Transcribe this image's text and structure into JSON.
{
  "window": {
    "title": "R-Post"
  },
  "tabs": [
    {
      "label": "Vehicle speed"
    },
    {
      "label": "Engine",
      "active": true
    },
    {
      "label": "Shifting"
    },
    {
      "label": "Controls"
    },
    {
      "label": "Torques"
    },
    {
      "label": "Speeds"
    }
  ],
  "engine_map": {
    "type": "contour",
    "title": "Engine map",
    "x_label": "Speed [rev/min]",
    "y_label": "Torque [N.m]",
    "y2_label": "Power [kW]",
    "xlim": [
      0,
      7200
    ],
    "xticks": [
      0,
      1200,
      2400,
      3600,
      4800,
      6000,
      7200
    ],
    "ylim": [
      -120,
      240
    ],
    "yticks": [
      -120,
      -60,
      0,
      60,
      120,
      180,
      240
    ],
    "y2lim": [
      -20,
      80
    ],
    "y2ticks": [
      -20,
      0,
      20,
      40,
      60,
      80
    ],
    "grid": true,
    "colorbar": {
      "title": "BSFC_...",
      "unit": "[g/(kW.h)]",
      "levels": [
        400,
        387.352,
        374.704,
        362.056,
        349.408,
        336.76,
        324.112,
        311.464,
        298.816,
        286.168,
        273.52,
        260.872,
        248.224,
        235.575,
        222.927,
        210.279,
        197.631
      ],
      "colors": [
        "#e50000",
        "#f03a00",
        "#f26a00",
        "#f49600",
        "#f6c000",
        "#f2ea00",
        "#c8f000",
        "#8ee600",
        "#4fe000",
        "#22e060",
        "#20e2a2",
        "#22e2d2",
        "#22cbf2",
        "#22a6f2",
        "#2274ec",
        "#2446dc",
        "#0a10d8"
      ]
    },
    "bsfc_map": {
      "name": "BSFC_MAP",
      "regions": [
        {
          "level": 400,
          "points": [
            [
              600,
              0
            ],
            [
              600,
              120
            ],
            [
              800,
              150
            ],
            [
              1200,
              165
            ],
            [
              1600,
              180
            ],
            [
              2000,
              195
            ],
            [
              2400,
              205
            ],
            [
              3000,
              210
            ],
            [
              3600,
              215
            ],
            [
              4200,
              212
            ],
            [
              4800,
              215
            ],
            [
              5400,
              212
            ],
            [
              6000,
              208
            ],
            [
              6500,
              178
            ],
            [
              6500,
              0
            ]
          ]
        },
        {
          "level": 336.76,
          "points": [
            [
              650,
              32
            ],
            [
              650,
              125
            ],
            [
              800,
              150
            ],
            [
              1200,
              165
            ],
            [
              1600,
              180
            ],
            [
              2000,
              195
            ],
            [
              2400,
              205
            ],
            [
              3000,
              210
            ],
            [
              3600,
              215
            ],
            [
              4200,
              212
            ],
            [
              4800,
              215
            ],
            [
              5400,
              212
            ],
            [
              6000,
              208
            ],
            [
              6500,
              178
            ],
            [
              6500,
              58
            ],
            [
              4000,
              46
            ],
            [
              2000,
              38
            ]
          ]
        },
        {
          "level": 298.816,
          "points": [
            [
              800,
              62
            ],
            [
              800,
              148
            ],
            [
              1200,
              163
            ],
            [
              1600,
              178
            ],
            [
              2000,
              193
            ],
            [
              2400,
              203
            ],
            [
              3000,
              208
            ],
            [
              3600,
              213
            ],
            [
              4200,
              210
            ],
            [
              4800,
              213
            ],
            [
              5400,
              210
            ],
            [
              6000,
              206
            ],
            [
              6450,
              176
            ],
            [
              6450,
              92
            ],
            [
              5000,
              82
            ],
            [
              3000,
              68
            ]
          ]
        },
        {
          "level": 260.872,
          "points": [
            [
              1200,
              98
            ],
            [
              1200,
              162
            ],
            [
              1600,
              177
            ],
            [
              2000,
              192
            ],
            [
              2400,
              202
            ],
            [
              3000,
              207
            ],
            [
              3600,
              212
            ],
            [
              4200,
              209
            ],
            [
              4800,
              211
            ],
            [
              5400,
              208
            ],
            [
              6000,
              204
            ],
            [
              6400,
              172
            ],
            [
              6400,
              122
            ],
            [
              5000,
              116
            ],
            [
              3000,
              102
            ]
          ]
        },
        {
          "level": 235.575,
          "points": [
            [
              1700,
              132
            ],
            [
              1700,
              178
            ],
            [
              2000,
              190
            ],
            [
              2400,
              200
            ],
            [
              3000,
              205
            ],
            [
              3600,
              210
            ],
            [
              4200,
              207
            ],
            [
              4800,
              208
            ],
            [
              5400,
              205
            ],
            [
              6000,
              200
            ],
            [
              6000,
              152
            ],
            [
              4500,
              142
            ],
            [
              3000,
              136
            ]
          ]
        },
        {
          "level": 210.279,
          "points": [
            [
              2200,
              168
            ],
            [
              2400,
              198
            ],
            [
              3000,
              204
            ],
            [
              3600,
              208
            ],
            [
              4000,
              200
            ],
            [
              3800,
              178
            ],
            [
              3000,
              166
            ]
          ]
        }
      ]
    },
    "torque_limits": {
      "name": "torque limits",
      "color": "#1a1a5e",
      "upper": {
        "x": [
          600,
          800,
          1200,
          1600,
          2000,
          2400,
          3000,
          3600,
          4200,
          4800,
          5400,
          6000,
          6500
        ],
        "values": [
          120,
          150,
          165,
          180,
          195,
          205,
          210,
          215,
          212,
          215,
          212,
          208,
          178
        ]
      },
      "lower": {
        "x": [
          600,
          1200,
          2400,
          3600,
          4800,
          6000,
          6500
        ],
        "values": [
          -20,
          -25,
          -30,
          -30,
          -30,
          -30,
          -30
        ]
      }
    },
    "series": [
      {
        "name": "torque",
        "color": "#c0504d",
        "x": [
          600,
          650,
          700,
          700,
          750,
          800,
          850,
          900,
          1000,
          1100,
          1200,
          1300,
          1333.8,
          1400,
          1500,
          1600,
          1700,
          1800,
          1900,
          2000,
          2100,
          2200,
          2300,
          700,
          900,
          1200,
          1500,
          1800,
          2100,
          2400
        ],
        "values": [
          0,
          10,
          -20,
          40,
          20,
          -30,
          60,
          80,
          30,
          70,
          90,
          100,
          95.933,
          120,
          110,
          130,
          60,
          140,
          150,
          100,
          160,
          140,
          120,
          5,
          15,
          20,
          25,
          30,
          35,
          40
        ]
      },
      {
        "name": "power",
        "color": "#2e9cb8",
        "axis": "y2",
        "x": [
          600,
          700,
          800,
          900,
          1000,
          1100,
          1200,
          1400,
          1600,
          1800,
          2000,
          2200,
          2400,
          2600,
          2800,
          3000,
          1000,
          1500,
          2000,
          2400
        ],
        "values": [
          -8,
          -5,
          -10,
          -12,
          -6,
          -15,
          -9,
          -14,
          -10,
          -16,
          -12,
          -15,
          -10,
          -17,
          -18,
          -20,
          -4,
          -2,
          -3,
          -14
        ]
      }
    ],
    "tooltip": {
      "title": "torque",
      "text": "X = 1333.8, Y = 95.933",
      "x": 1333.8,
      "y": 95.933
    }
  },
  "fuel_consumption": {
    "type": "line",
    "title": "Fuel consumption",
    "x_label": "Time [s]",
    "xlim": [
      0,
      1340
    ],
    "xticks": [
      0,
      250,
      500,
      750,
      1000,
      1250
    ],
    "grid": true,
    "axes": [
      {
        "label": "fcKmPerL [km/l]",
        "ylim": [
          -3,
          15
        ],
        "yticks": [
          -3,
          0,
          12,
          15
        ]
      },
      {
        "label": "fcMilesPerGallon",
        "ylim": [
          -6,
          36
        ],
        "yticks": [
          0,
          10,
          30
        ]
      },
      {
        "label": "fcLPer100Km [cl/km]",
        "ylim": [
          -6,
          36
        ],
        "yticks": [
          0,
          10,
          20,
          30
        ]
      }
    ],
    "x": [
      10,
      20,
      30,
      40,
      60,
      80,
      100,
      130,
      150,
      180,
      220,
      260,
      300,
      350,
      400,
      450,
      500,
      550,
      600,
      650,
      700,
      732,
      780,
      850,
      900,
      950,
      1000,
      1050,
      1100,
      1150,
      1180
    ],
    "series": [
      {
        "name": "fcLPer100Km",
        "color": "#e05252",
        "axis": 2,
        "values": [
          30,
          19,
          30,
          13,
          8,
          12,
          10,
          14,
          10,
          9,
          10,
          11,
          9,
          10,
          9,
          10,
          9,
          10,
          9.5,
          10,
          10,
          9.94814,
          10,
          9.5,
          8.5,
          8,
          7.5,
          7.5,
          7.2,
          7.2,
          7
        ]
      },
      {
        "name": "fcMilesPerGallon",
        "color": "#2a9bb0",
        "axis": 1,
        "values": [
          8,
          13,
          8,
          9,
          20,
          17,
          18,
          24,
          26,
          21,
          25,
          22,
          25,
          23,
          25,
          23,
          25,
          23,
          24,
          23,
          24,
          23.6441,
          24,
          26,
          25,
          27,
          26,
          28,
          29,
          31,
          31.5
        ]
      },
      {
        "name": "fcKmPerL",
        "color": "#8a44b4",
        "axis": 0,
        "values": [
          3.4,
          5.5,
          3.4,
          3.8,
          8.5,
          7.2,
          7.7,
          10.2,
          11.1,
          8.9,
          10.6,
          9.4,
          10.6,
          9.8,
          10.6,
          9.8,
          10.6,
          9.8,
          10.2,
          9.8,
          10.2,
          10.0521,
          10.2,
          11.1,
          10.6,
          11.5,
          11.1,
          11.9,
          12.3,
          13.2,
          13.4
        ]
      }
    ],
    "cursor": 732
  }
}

■ ■ ■ ■ ■ ■ ■

• Task statement: Pull every line containing the word "title" out of the material.

• Answer to this task:
    "title": "R-Post"
    "title": "Engine map",
      "title": "BSFC_...",
      "title": "torque",
    "title": "Fuel consumption",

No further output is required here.